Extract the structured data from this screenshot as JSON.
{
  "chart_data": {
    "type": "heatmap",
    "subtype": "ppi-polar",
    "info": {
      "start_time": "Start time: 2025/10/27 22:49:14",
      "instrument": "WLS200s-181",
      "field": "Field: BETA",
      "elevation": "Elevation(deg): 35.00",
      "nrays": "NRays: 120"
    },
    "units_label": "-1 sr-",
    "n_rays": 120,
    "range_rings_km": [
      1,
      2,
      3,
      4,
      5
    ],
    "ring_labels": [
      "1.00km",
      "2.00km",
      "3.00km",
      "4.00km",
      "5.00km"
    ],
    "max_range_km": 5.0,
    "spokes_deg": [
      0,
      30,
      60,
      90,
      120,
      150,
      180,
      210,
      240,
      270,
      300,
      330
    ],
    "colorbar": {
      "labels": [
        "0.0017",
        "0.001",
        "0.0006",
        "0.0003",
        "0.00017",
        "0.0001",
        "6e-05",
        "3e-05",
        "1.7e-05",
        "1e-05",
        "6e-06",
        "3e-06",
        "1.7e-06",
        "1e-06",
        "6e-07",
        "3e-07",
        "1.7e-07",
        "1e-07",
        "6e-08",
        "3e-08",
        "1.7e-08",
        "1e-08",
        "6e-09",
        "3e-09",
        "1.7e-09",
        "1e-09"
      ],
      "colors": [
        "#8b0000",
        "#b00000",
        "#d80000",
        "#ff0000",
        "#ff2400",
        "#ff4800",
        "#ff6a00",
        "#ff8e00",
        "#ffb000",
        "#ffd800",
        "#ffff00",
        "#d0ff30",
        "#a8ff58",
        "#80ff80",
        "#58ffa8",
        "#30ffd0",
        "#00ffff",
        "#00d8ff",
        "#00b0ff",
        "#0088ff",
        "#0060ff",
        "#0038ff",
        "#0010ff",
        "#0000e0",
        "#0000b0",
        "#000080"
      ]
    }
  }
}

> [THE PROBLEM]: Extract all of the material exactly as it is written.

> [SOLUTION TO THIS EXERCISE]:
Extract the structured data from this screenshot as JSON.
{
  "chart_data": {
    "type": "heatmap",
    "subtype": "ppi-polar",
    "info": {
      "start_time": "Start time: 2025/10/27 22:49:14",
      "instrument": "WLS200s-181",
      "field": "Field: BETA",
      "elevation": "Elevation(deg): 35.00",
      "nrays": "NRays: 120"
    },
    "units_label": "-1 sr-",
    "n_rays": 120,
    "range_rings_km": [
      1,
      2,
      3,
      4,
      5
    ],
    "ring_labels": [
      "1.00km",
      "2.00km",
      "3.00km",
      "4.00km",
      "5.00km"
    ],
    "max_range_km": 5.0,
    "spokes_deg": [
      0,
      30,
      60,
      90,
      120,
      150,
      180,
      210,
      240,
      270,
      300,
      330
    ],
    "colorbar": {
      "labels": [
        "0.0017",
        "0.001",
        "0.0006",
        "0.0003",
        "0.00017",
        "0.0001",
        "6e-05",
        "3e-05",
        "1.7e-05",
        "1e-05",
        "6e-06",
        "3e-06",
        "1.7e-06",
        "1e-06",
        "6e-07",
        "3e-07",
        "1.7e-07",
        "1e-07",
        "6e-08",
        "3e-08",
        "1.7e-08",
        "1e-08",
        "6e-09",
        "3e-09",
        "1.7e-09",
        "1e-09"
      ],
      "colors": [
        "#8b0000",
        "#b00000",
        "#d80000",
        "#ff0000",
        "#ff2400",
        "#ff4800",
        "#ff6a00",
        "#ff8e00",
        "#ffb000",
        "#ffd800",
        "#ffff00",
        "#d0ff30",
        "#a8ff58",
        "#80ff80",
        "#58ffa8",
        "#30ffd0",
        "#00ffff",
        "#00d8ff",
        "#00b0ff",
        "#0088ff",
        "#0060ff",
        "#0038ff",
        "#0010ff",
        "#0000e0",
        "#0000b0",
        "#000080"
      ]
    }
  }
}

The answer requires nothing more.